• Information given:
------------------------------------------------------------------------

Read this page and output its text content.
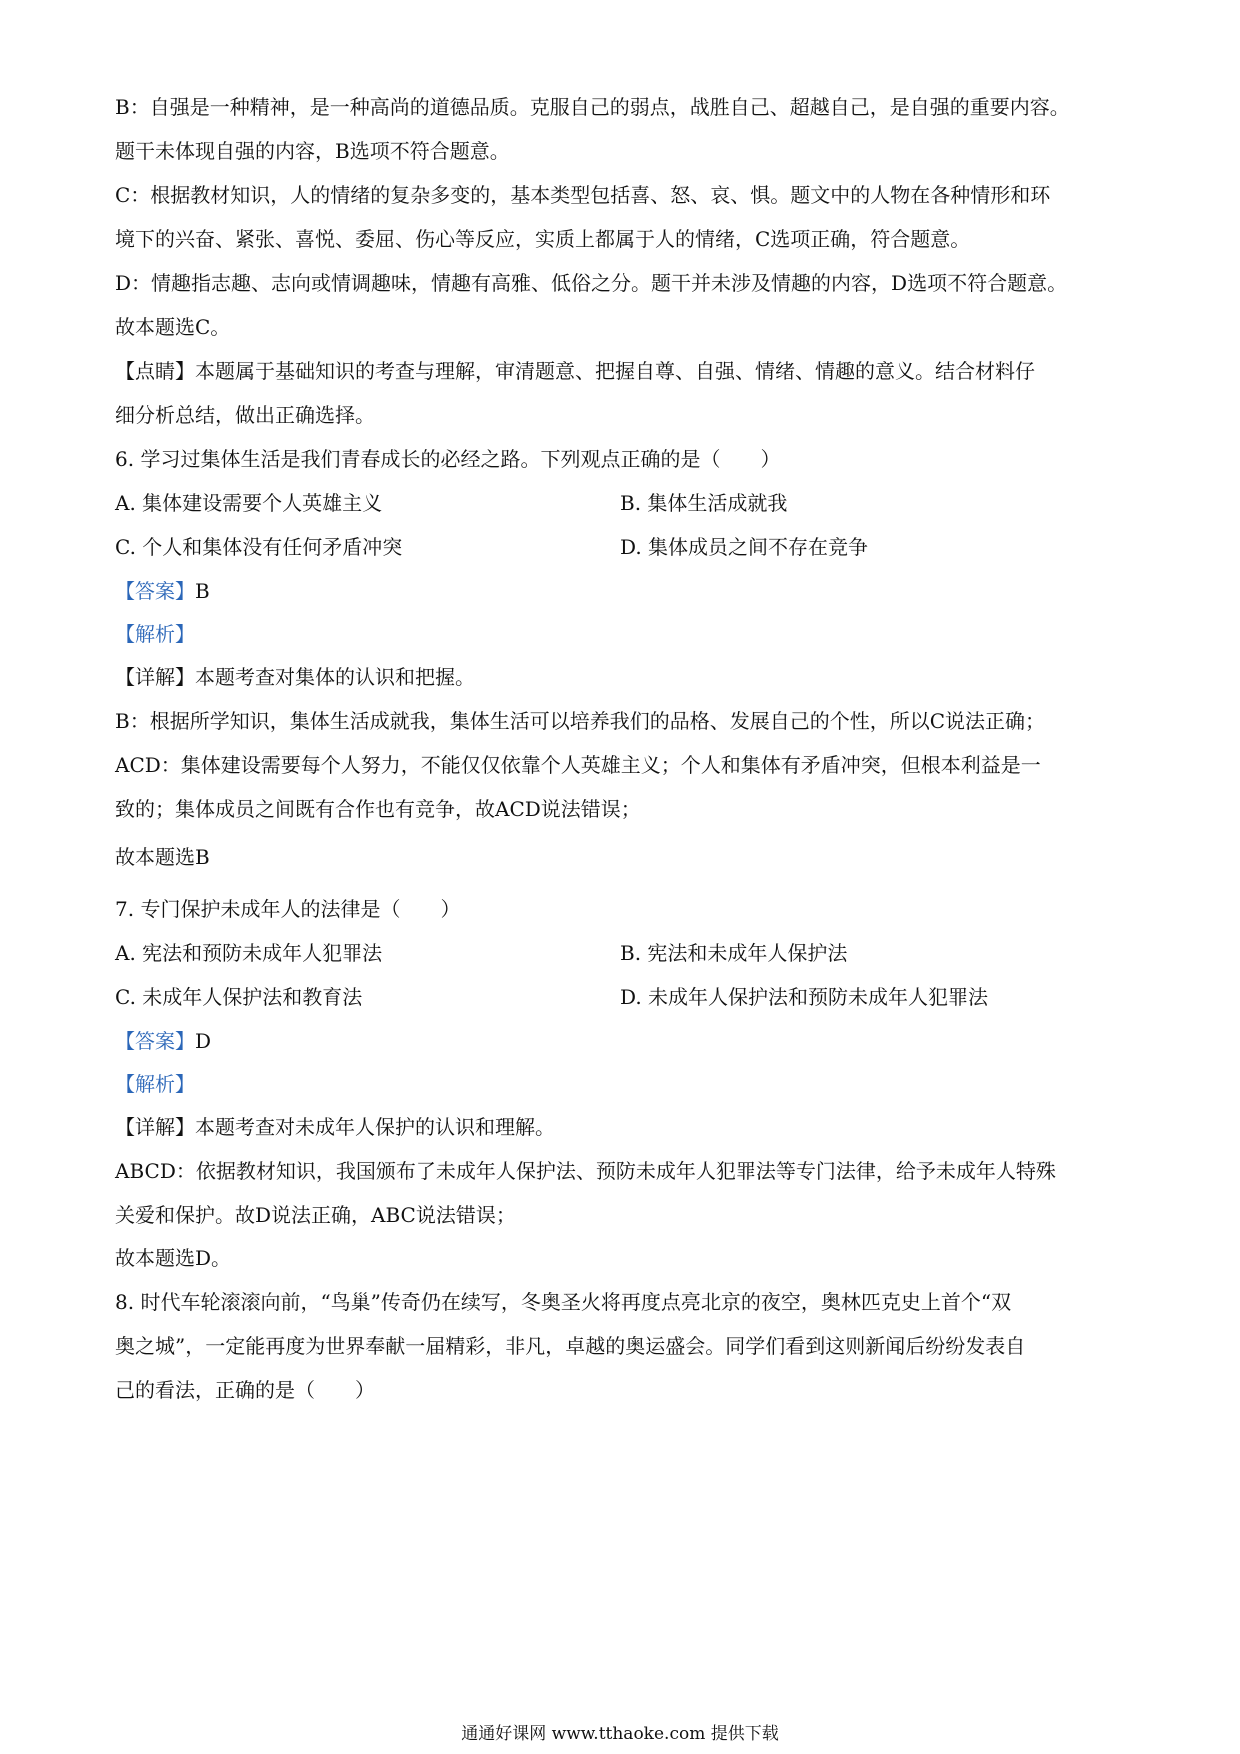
B：自强是一种精神，是一种高尚的道德品质。克服自己的弱点，战胜自己、超越自己，是自强的重要内容。
题干未体现自强的内容，B选项不符合题意。
C：根据教材知识，人的情绪的复杂多变的，基本类型包括喜、怒、哀、惧。题文中的人物在各种情形和环
境下的兴奋、紧张、喜悦、委屈、伤心等反应，实质上都属于人的情绪，C选项正确，符合题意。
D：情趣指志趣、志向或情调趣味，情趣有高雅、低俗之分。题干并未涉及情趣的内容，D选项不符合题意。
故本题选C。
【点睛】本题属于基础知识的考查与理解，审清题意、把握自尊、自强、情绪、情趣的意义。结合材料仔
细分析总结，做出正确选择。
6. 学习过集体生活是我们青春成长的必经之路。下列观点正确的是（　　）
A. 集体建设需要个人英雄主义	B. 集体生活成就我
C. 个人和集体没有任何矛盾冲突	D. 集体成员之间不存在竞争
【答案】B
【解析】
【详解】本题考查对集体的认识和把握。
B：根据所学知识，集体生活成就我，集体生活可以培养我们的品格、发展自己的个性，所以C说法正确；
ACD：集体建设需要每个人努力，不能仅仅依靠个人英雄主义；个人和集体有矛盾冲突，但根本利益是一
致的；集体成员之间既有合作也有竞争，故ACD说法错误；
故本题选B
7. 专门保护未成年人的法律是（　　）
A. 宪法和预防未成年人犯罪法	B. 宪法和未成年人保护法
C. 未成年人保护法和教育法	D. 未成年人保护法和预防未成年人犯罪法
【答案】D
【解析】
【详解】本题考查对未成年人保护的认识和理解。
ABCD：依据教材知识，我国颁布了未成年人保护法、预防未成年人犯罪法等专门法律，给予未成年人特殊
关爱和保护。故D说法正确，ABC说法错误；
故本题选D。
8. 时代车轮滚滚向前，“鸟巢”传奇仍在续写，冬奥圣火将再度点亮北京的夜空，奥林匹克史上首个“双
奥之城”，一定能再度为世界奉献一届精彩，非凡，卓越的奥运盛会。同学们看到这则新闻后纷纷发表自
己的看法，正确的是（　　）
通通好课网 www.tthaoke.com 提供下载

------------------------------------------------------------------------

• Exercise prompt:
Without the pictures, return the entries exactly as they appear.

• Solved problem:
Read this page and output its text content.
B：自强是一种精神，是一种高尚的道德品质。克服自己的弱点，战胜自己、超越自己，是自强的重要内容。
题干未体现自强的内容，B选项不符合题意。
C：根据教材知识，人的情绪的复杂多变的，基本类型包括喜、怒、哀、惧。题文中的人物在各种情形和环
境下的兴奋、紧张、喜悦、委屈、伤心等反应，实质上都属于人的情绪，C选项正确，符合题意。
D：情趣指志趣、志向或情调趣味，情趣有高雅、低俗之分。题干并未涉及情趣的内容，D选项不符合题意。
故本题选C。
【点睛】本题属于基础知识的考查与理解，审清题意、把握自尊、自强、情绪、情趣的意义。结合材料仔
细分析总结，做出正确选择。
6. 学习过集体生活是我们青春成长的必经之路。下列观点正确的是（　　）
A. 集体建设需要个人英雄主义	B. 集体生活成就我
C. 个人和集体没有任何矛盾冲突	D. 集体成员之间不存在竞争
【答案】B
【解析】
【详解】本题考查对集体的认识和把握。
B：根据所学知识，集体生活成就我，集体生活可以培养我们的品格、发展自己的个性，所以C说法正确；
ACD：集体建设需要每个人努力，不能仅仅依靠个人英雄主义；个人和集体有矛盾冲突，但根本利益是一
致的；集体成员之间既有合作也有竞争，故ACD说法错误；
故本题选B
7. 专门保护未成年人的法律是（　　）
A. 宪法和预防未成年人犯罪法	B. 宪法和未成年人保护法
C. 未成年人保护法和教育法	D. 未成年人保护法和预防未成年人犯罪法
【答案】D
【解析】
【详解】本题考查对未成年人保护的认识和理解。
ABCD：依据教材知识，我国颁布了未成年人保护法、预防未成年人犯罪法等专门法律，给予未成年人特殊
关爱和保护。故D说法正确，ABC说法错误；
故本题选D。
8. 时代车轮滚滚向前，“鸟巢”传奇仍在续写，冬奥圣火将再度点亮北京的夜空，奥林匹克史上首个“双
奥之城”，一定能再度为世界奉献一届精彩，非凡，卓越的奥运盛会。同学们看到这则新闻后纷纷发表自
己的看法，正确的是（　　）
通通好课网 www.tthaoke.com 提供下载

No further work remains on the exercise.